Written problem =>
Tally the lines that include the word "Settings" and reply with nothing but the total.

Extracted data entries

········

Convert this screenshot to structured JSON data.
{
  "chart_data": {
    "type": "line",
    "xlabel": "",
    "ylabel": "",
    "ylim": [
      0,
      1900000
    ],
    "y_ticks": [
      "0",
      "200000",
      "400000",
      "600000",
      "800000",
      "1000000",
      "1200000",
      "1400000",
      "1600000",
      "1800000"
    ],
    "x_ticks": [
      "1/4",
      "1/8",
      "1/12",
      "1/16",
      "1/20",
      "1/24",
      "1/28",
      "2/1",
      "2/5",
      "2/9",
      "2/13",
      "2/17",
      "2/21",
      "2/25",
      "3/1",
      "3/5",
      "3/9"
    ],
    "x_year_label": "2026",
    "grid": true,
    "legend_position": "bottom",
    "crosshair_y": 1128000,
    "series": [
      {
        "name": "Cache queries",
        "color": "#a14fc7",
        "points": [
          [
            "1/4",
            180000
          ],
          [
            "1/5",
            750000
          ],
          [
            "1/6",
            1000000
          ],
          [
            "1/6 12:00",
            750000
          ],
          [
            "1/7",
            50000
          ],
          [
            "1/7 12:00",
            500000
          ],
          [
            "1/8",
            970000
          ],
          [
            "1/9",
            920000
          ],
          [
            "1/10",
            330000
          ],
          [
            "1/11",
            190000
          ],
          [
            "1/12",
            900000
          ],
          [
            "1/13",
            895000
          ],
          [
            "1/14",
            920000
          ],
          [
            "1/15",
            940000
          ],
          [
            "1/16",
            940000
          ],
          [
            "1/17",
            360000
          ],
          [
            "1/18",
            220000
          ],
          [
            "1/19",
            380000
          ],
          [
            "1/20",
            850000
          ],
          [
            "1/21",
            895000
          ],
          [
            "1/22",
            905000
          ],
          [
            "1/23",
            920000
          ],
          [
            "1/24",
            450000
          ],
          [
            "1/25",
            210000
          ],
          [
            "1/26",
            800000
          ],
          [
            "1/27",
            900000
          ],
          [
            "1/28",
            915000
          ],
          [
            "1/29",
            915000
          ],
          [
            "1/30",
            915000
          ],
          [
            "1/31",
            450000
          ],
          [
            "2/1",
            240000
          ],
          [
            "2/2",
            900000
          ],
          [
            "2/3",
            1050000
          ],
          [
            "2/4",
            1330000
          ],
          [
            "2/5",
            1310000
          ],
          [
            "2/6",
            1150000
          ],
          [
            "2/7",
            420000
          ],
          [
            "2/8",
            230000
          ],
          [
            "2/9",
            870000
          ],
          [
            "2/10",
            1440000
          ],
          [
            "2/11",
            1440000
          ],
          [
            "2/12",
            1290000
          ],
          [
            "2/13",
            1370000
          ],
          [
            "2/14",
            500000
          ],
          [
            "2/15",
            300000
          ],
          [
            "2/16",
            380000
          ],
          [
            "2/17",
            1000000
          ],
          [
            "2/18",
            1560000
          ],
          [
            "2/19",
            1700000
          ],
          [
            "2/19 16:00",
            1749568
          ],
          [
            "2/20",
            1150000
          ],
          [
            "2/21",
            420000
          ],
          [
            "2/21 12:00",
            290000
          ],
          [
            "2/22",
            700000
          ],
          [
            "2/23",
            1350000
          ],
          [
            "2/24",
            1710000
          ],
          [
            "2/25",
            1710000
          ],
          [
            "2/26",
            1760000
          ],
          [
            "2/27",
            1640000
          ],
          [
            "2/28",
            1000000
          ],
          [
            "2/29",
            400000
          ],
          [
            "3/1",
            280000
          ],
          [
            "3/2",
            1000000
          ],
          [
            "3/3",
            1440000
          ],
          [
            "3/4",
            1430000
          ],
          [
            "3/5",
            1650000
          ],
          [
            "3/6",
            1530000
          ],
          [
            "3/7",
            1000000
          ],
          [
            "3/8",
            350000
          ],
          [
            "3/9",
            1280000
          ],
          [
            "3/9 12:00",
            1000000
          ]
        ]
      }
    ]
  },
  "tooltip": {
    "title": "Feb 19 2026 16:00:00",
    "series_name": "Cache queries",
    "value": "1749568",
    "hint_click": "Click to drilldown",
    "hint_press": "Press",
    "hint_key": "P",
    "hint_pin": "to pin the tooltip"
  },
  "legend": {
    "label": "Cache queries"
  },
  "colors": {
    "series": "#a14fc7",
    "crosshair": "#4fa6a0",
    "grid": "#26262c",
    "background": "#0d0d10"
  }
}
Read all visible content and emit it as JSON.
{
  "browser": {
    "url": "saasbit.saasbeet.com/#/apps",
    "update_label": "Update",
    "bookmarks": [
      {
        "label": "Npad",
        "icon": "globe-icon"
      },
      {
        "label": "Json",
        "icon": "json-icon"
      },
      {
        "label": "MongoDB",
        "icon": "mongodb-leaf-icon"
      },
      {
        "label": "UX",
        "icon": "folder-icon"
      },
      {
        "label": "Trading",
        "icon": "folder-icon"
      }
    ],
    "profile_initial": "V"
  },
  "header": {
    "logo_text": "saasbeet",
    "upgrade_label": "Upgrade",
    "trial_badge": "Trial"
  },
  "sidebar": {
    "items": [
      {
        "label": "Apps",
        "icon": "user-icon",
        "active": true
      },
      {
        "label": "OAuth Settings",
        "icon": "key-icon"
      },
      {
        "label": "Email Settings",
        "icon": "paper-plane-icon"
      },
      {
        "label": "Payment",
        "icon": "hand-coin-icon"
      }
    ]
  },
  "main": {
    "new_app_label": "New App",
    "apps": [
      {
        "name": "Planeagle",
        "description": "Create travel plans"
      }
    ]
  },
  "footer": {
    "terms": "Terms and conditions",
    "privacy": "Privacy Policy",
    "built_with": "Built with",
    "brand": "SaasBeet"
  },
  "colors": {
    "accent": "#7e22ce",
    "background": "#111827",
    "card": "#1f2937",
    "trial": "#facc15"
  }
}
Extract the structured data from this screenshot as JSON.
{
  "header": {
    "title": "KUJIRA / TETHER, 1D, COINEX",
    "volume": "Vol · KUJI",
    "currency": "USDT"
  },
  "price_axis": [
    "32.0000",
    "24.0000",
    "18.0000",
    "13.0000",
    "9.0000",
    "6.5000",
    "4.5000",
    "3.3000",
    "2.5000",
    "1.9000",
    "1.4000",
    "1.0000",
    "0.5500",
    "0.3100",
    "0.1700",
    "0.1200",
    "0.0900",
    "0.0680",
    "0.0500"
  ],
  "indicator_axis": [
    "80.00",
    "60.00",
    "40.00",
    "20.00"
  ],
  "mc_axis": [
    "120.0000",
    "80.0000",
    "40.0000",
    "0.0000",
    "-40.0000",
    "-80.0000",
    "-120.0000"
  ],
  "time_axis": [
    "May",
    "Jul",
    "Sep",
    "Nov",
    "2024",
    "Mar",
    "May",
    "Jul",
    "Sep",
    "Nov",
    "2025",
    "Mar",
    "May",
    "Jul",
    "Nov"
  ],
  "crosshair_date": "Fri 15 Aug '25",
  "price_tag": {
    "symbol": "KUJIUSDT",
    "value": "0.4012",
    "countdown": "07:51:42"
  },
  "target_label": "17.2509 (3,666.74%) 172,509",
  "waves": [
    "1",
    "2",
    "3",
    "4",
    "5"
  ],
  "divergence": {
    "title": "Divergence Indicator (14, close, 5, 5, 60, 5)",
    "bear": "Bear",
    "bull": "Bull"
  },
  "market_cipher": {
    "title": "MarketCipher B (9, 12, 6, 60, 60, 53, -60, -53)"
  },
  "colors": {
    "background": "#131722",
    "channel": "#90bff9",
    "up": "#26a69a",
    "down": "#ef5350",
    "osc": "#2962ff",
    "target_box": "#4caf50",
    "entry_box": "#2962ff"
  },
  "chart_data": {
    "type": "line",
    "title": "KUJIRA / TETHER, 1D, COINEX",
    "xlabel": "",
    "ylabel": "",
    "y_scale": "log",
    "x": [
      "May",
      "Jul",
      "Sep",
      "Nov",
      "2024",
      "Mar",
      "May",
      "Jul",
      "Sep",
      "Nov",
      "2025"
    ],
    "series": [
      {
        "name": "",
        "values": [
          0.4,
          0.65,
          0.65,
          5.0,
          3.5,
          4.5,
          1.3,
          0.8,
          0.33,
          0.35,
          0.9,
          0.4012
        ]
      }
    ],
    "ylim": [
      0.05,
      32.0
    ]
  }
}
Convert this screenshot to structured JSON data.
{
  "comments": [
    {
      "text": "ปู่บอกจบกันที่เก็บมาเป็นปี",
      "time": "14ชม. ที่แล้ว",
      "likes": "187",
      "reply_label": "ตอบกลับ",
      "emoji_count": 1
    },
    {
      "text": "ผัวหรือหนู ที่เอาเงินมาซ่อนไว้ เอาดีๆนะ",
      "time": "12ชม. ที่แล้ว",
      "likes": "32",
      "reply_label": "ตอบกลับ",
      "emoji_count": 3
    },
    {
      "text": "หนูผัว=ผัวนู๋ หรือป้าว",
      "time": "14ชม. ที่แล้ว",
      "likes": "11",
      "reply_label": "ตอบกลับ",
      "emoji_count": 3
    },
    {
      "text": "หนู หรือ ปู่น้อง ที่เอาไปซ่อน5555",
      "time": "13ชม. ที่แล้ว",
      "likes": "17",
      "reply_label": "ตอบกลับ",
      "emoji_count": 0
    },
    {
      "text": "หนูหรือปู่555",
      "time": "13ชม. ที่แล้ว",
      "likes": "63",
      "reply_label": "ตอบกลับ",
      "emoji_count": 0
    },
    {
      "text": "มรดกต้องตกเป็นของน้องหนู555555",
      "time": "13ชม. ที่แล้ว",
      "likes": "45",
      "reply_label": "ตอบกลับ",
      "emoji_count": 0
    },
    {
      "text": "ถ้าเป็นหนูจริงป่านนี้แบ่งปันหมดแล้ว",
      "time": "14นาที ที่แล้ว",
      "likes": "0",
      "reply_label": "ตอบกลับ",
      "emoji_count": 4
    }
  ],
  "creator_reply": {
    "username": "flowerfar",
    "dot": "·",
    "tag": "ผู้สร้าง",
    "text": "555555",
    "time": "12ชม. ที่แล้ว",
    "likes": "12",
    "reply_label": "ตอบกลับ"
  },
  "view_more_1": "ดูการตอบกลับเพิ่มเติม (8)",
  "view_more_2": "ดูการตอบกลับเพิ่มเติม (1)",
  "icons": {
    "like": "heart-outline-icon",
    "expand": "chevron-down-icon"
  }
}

········

Result of this exercise =>
2